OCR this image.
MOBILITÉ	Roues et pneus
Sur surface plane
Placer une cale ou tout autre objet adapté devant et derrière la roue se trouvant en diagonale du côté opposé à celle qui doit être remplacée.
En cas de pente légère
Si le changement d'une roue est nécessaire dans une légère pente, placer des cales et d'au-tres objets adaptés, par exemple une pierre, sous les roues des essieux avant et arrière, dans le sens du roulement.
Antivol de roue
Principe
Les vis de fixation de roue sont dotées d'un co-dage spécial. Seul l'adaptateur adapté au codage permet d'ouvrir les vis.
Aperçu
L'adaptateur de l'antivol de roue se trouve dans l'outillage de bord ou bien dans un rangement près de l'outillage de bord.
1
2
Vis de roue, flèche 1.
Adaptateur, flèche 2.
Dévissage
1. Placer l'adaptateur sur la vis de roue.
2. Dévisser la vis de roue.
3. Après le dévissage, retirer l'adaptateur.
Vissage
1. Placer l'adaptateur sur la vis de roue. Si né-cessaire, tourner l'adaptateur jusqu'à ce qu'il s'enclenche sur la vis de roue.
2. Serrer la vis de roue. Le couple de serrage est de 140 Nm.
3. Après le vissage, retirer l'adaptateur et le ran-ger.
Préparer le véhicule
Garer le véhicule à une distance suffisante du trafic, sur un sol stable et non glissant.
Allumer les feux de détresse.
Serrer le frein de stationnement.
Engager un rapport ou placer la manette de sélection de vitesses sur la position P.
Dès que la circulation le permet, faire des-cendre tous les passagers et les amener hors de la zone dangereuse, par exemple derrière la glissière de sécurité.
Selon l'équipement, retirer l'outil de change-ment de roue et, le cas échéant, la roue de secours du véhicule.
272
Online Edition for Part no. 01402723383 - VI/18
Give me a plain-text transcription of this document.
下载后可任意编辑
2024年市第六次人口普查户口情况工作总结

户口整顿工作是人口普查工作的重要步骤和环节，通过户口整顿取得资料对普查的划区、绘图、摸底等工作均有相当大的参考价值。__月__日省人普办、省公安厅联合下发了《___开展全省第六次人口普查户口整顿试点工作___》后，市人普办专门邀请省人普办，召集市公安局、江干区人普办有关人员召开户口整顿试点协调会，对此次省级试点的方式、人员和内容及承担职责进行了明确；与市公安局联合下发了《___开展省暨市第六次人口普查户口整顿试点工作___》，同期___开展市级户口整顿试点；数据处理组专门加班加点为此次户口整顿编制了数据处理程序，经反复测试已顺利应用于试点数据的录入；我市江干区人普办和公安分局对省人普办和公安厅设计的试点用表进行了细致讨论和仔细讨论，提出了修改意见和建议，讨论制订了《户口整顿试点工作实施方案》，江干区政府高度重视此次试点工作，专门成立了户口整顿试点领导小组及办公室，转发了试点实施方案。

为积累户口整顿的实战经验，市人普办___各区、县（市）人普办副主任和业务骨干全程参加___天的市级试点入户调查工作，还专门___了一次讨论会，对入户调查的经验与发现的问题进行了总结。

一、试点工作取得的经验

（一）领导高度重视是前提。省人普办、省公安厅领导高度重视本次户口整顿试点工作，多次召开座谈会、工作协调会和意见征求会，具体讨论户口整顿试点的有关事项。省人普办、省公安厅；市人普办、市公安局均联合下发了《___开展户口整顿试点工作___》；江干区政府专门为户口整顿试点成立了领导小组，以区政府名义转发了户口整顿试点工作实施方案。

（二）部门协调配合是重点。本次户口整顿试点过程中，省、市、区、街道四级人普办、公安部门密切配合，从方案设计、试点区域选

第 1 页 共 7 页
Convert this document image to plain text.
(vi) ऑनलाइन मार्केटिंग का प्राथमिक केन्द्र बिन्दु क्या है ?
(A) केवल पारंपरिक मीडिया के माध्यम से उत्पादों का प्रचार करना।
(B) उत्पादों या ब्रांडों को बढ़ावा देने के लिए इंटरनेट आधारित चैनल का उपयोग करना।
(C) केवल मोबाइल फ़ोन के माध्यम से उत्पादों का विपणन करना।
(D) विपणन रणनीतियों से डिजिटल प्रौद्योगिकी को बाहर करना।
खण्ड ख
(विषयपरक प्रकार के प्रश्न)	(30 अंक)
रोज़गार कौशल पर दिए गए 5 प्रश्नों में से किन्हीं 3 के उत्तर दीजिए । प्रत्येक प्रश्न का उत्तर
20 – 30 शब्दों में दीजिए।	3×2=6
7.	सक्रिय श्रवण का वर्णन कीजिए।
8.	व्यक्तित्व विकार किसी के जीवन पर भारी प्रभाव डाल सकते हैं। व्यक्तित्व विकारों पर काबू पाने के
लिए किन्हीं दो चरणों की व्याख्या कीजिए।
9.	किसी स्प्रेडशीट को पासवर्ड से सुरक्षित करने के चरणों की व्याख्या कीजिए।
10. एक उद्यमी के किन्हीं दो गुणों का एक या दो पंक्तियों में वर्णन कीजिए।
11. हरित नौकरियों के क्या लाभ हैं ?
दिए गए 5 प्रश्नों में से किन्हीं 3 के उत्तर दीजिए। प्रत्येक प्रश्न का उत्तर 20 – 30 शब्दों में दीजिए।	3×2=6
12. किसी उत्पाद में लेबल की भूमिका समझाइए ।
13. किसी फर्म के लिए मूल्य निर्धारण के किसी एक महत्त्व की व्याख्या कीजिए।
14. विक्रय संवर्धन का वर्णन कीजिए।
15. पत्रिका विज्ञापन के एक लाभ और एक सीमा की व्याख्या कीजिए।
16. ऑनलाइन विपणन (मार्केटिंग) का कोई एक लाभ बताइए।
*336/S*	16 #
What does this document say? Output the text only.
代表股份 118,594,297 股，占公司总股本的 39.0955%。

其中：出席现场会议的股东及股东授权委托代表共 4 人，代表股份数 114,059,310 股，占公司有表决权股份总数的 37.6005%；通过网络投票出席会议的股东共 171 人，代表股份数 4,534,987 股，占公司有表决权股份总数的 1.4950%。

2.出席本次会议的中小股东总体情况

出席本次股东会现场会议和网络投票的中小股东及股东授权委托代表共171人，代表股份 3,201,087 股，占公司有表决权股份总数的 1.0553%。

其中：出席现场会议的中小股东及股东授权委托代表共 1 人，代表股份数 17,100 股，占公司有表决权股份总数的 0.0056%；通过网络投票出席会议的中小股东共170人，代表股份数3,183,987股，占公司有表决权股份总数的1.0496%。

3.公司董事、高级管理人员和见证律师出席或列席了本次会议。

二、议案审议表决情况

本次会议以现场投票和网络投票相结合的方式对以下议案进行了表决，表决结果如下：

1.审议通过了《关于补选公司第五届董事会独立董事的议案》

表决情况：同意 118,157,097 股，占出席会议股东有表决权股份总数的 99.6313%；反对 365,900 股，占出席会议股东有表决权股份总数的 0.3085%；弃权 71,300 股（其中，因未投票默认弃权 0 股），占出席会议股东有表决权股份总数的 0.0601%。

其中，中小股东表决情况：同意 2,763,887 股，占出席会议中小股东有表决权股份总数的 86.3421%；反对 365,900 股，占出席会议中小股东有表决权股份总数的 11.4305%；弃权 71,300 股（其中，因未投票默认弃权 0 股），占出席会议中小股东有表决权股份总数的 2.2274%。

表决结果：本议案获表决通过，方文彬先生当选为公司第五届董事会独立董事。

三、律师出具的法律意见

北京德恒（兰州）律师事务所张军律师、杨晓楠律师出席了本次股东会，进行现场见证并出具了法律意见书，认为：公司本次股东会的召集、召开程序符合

What you are asked to do: Identify the lines that contain the string "légère", and copy every one of them.

Result:
En cas de pente légère
Si le changement d'une roue est nécessaire dans une légère pente, placer des cales et d'au-tres objets adaptés, par exemple une pierre, sous les roues des essieux avant et arrière, dans le sens du roulement.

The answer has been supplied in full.